▶ DATA SECTION

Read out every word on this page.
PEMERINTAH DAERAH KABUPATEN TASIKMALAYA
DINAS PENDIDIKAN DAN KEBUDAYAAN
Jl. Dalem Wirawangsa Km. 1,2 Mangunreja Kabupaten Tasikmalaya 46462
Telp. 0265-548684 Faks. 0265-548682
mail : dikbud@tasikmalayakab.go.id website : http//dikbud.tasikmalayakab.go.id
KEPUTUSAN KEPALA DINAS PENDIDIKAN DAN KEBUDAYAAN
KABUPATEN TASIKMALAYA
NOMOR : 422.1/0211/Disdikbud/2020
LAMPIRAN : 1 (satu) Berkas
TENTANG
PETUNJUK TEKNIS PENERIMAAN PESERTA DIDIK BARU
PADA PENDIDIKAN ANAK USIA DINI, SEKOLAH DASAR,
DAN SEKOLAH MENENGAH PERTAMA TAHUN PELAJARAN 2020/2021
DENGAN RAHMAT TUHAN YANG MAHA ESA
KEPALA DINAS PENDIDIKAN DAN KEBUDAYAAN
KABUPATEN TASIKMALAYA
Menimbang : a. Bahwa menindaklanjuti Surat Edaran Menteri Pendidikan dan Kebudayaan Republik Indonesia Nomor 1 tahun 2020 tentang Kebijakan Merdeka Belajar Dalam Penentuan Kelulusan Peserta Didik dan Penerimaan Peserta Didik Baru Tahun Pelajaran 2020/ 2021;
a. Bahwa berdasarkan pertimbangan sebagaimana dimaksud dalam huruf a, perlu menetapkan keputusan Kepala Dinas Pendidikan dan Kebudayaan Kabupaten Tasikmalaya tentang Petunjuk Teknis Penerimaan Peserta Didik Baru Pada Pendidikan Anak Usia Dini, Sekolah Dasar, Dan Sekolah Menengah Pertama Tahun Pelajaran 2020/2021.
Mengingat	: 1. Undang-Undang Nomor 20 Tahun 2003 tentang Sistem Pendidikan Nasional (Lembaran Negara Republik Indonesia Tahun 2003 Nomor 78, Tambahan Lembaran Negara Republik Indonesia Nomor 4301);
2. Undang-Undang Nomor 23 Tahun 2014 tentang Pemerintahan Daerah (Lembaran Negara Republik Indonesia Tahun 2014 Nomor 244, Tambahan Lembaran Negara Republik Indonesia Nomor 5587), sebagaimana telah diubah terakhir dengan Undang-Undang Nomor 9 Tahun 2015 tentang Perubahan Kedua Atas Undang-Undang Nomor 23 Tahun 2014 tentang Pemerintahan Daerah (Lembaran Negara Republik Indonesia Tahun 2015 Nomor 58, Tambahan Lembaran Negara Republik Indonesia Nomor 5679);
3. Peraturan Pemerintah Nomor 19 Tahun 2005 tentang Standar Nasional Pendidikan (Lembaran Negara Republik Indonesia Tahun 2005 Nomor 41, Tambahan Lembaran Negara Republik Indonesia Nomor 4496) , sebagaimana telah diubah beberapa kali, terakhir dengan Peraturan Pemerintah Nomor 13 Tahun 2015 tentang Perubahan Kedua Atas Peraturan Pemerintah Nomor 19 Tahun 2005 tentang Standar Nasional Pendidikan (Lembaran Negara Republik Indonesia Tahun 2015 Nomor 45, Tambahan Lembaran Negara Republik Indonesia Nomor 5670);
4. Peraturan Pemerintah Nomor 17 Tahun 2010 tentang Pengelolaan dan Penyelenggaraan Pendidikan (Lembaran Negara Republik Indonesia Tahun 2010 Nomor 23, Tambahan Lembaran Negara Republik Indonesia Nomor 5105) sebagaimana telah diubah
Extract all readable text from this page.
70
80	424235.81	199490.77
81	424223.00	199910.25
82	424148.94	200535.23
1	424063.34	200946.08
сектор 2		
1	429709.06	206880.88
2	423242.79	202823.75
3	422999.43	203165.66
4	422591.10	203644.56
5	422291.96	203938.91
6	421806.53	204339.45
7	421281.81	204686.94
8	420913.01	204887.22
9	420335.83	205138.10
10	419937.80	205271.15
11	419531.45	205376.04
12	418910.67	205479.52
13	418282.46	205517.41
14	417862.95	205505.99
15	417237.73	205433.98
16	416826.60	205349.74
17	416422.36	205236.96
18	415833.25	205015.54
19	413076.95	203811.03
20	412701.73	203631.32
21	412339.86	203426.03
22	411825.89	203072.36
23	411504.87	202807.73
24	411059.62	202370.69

▶ SHORT TASK
Nothing may be left out: return each entry exactly as it reads.

▶ SOLUTION FOR THIS TASK
Read out every word on this page.
PEMERINTAH DAERAH KABUPATEN TASIKMALAYA
DINAS PENDIDIKAN DAN KEBUDAYAAN
Jl. Dalem Wirawangsa Km. 1,2 Mangunreja Kabupaten Tasikmalaya 46462
Telp. 0265-548684 Faks. 0265-548682
mail : dikbud@tasikmalayakab.go.id website : http//dikbud.tasikmalayakab.go.id
KEPUTUSAN KEPALA DINAS PENDIDIKAN DAN KEBUDAYAAN
KABUPATEN TASIKMALAYA
NOMOR : 422.1/0211/Disdikbud/2020
LAMPIRAN : 1 (satu) Berkas
TENTANG
PETUNJUK TEKNIS PENERIMAAN PESERTA DIDIK BARU
PADA PENDIDIKAN ANAK USIA DINI, SEKOLAH DASAR,
DAN SEKOLAH MENENGAH PERTAMA TAHUN PELAJARAN 2020/2021
DENGAN RAHMAT TUHAN YANG MAHA ESA
KEPALA DINAS PENDIDIKAN DAN KEBUDAYAAN
KABUPATEN TASIKMALAYA
Menimbang : a. Bahwa menindaklanjuti Surat Edaran Menteri Pendidikan dan Kebudayaan Republik Indonesia Nomor 1 tahun 2020 tentang Kebijakan Merdeka Belajar Dalam Penentuan Kelulusan Peserta Didik dan Penerimaan Peserta Didik Baru Tahun Pelajaran 2020/ 2021;
a. Bahwa berdasarkan pertimbangan sebagaimana dimaksud dalam huruf a, perlu menetapkan keputusan Kepala Dinas Pendidikan dan Kebudayaan Kabupaten Tasikmalaya tentang Petunjuk Teknis Penerimaan Peserta Didik Baru Pada Pendidikan Anak Usia Dini, Sekolah Dasar, Dan Sekolah Menengah Pertama Tahun Pelajaran 2020/2021.
Mengingat	: 1. Undang-Undang Nomor 20 Tahun 2003 tentang Sistem Pendidikan Nasional (Lembaran Negara Republik Indonesia Tahun 2003 Nomor 78, Tambahan Lembaran Negara Republik Indonesia Nomor 4301);
2. Undang-Undang Nomor 23 Tahun 2014 tentang Pemerintahan Daerah (Lembaran Negara Republik Indonesia Tahun 2014 Nomor 244, Tambahan Lembaran Negara Republik Indonesia Nomor 5587), sebagaimana telah diubah terakhir dengan Undang-Undang Nomor 9 Tahun 2015 tentang Perubahan Kedua Atas Undang-Undang Nomor 23 Tahun 2014 tentang Pemerintahan Daerah (Lembaran Negara Republik Indonesia Tahun 2015 Nomor 58, Tambahan Lembaran Negara Republik Indonesia Nomor 5679);
3. Peraturan Pemerintah Nomor 19 Tahun 2005 tentang Standar Nasional Pendidikan (Lembaran Negara Republik Indonesia Tahun 2005 Nomor 41, Tambahan Lembaran Negara Republik Indonesia Nomor 4496) , sebagaimana telah diubah beberapa kali, terakhir dengan Peraturan Pemerintah Nomor 13 Tahun 2015 tentang Perubahan Kedua Atas Peraturan Pemerintah Nomor 19 Tahun 2005 tentang Standar Nasional Pendidikan (Lembaran Negara Republik Indonesia Tahun 2015 Nomor 45, Tambahan Lembaran Negara Republik Indonesia Nomor 5670);
4. Peraturan Pemerintah Nomor 17 Tahun 2010 tentang Pengelolaan dan Penyelenggaraan Pendidikan (Lembaran Negara Republik Indonesia Tahun 2010 Nomor 23, Tambahan Lembaran Negara Republik Indonesia Nomor 5105) sebagaimana telah diubah
Extract all readable text from this page.
70
80	424235.81	199490.77
81	424223.00	199910.25
82	424148.94	200535.23
1	424063.34	200946.08
сектор 2		
1	429709.06	206880.88
2	423242.79	202823.75
3	422999.43	203165.66
4	422591.10	203644.56
5	422291.96	203938.91
6	421806.53	204339.45
7	421281.81	204686.94
8	420913.01	204887.22
9	420335.83	205138.10
10	419937.80	205271.15
11	419531.45	205376.04
12	418910.67	205479.52
13	418282.46	205517.41
14	417862.95	205505.99
15	417237.73	205433.98
16	416826.60	205349.74
17	416422.36	205236.96
18	415833.25	205015.54
19	413076.95	203811.03
20	412701.73	203631.32
21	412339.86	203426.03
22	411825.89	203072.36
23	411504.87	202807.73
24	411059.62	202370.69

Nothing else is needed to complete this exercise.